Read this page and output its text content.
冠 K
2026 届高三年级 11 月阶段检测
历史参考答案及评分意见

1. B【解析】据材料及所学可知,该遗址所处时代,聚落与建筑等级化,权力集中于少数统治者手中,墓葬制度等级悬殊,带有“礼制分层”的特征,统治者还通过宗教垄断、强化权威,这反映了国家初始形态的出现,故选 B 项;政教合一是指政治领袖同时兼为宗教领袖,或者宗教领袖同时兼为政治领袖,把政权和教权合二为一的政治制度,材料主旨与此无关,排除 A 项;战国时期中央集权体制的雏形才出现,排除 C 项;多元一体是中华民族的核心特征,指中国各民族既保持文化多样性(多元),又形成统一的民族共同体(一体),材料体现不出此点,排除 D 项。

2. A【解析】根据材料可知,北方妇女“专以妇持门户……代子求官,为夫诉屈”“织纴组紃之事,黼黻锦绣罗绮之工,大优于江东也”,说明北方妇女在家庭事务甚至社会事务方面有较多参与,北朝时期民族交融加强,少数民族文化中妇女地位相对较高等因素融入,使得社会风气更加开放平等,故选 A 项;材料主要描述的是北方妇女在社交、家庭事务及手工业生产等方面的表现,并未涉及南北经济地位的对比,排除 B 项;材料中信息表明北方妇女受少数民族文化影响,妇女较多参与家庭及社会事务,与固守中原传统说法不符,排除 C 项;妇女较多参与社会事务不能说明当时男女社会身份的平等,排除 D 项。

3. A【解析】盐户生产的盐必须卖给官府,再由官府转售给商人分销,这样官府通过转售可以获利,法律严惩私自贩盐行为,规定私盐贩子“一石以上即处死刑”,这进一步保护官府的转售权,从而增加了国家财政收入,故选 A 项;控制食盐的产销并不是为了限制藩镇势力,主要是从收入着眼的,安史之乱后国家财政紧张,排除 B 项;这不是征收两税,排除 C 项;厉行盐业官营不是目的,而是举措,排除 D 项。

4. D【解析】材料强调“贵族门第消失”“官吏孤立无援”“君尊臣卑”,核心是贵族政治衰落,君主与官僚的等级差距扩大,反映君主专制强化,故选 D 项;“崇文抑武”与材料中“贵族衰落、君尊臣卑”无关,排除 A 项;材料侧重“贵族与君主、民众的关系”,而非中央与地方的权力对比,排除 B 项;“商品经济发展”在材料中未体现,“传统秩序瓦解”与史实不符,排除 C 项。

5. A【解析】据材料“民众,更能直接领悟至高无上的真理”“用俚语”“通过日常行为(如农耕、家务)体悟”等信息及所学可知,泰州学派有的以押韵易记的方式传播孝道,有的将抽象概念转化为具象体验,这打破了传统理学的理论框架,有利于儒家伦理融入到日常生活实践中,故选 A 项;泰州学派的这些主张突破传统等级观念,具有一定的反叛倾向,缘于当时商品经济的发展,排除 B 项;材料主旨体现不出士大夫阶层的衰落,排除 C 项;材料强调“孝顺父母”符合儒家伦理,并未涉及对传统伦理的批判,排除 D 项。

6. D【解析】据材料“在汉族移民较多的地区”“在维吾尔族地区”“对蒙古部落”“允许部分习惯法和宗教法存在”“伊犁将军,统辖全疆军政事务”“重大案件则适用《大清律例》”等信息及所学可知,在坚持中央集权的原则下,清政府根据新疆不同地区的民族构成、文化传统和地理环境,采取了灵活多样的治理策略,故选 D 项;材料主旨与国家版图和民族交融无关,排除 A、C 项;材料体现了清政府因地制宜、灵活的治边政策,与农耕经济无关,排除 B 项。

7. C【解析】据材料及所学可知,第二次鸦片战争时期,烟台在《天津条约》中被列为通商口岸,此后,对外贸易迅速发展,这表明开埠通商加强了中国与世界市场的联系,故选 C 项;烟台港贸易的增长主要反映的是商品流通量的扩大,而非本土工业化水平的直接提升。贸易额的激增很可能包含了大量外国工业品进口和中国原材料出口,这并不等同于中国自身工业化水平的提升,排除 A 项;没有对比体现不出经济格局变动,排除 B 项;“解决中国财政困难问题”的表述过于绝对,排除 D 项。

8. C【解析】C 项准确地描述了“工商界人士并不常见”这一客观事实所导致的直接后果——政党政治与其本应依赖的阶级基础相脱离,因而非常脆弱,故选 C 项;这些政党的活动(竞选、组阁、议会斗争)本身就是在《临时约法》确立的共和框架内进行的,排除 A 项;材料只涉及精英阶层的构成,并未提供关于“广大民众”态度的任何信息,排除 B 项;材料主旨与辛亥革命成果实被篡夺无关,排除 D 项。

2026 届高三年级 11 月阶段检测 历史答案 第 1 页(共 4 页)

━━━━━━━━━━━━━━━━━━━━━━━━━━━━━━

• EXERCISE REQUIREMENTS
Retype all the material above precisely, with no line left out.

• WORKED ANSWER
Read this page and output its text content.
冠 K
2026 届高三年级 11 月阶段检测
历史参考答案及评分意见

1. B【解析】据材料及所学可知,该遗址所处时代,聚落与建筑等级化,权力集中于少数统治者手中,墓葬制度等级悬殊,带有“礼制分层”的特征,统治者还通过宗教垄断、强化权威,这反映了国家初始形态的出现,故选 B 项;政教合一是指政治领袖同时兼为宗教领袖,或者宗教领袖同时兼为政治领袖,把政权和教权合二为一的政治制度,材料主旨与此无关,排除 A 项;战国时期中央集权体制的雏形才出现,排除 C 项;多元一体是中华民族的核心特征,指中国各民族既保持文化多样性(多元),又形成统一的民族共同体(一体),材料体现不出此点,排除 D 项。

2. A【解析】根据材料可知,北方妇女“专以妇持门户……代子求官,为夫诉屈”“织纴组紃之事,黼黻锦绣罗绮之工,大优于江东也”,说明北方妇女在家庭事务甚至社会事务方面有较多参与,北朝时期民族交融加强,少数民族文化中妇女地位相对较高等因素融入,使得社会风气更加开放平等,故选 A 项;材料主要描述的是北方妇女在社交、家庭事务及手工业生产等方面的表现,并未涉及南北经济地位的对比,排除 B 项;材料中信息表明北方妇女受少数民族文化影响,妇女较多参与家庭及社会事务,与固守中原传统说法不符,排除 C 项;妇女较多参与社会事务不能说明当时男女社会身份的平等,排除 D 项。

3. A【解析】盐户生产的盐必须卖给官府,再由官府转售给商人分销,这样官府通过转售可以获利,法律严惩私自贩盐行为,规定私盐贩子“一石以上即处死刑”,这进一步保护官府的转售权,从而增加了国家财政收入,故选 A 项;控制食盐的产销并不是为了限制藩镇势力,主要是从收入着眼的,安史之乱后国家财政紧张,排除 B 项;这不是征收两税,排除 C 项;厉行盐业官营不是目的,而是举措,排除 D 项。

4. D【解析】材料强调“贵族门第消失”“官吏孤立无援”“君尊臣卑”,核心是贵族政治衰落,君主与官僚的等级差距扩大,反映君主专制强化,故选 D 项;“崇文抑武”与材料中“贵族衰落、君尊臣卑”无关,排除 A 项;材料侧重“贵族与君主、民众的关系”,而非中央与地方的权力对比,排除 B 项;“商品经济发展”在材料中未体现,“传统秩序瓦解”与史实不符,排除 C 项。

5. A【解析】据材料“民众,更能直接领悟至高无上的真理”“用俚语”“通过日常行为(如农耕、家务)体悟”等信息及所学可知,泰州学派有的以押韵易记的方式传播孝道,有的将抽象概念转化为具象体验,这打破了传统理学的理论框架,有利于儒家伦理融入到日常生活实践中,故选 A 项;泰州学派的这些主张突破传统等级观念,具有一定的反叛倾向,缘于当时商品经济的发展,排除 B 项;材料主旨体现不出士大夫阶层的衰落,排除 C 项;材料强调“孝顺父母”符合儒家伦理,并未涉及对传统伦理的批判,排除 D 项。

6. D【解析】据材料“在汉族移民较多的地区”“在维吾尔族地区”“对蒙古部落”“允许部分习惯法和宗教法存在”“伊犁将军,统辖全疆军政事务”“重大案件则适用《大清律例》”等信息及所学可知,在坚持中央集权的原则下,清政府根据新疆不同地区的民族构成、文化传统和地理环境,采取了灵活多样的治理策略,故选 D 项;材料主旨与国家版图和民族交融无关,排除 A、C 项;材料体现了清政府因地制宜、灵活的治边政策,与农耕经济无关,排除 B 项。

7. C【解析】据材料及所学可知,第二次鸦片战争时期,烟台在《天津条约》中被列为通商口岸,此后,对外贸易迅速发展,这表明开埠通商加强了中国与世界市场的联系,故选 C 项;烟台港贸易的增长主要反映的是商品流通量的扩大,而非本土工业化水平的直接提升。贸易额的激增很可能包含了大量外国工业品进口和中国原材料出口,这并不等同于中国自身工业化水平的提升,排除 A 项;没有对比体现不出经济格局变动,排除 B 项;“解决中国财政困难问题”的表述过于绝对,排除 D 项。

8. C【解析】C 项准确地描述了“工商界人士并不常见”这一客观事实所导致的直接后果——政党政治与其本应依赖的阶级基础相脱离,因而非常脆弱,故选 C 项;这些政党的活动(竞选、组阁、议会斗争)本身就是在《临时约法》确立的共和框架内进行的,排除 A 项;材料只涉及精英阶层的构成,并未提供关于“广大民众”态度的任何信息,排除 B 项;材料主旨与辛亥革命成果实被篡夺无关,排除 D 项。

2026 届高三年级 11 月阶段检测 历史答案 第 1 页(共 4 页)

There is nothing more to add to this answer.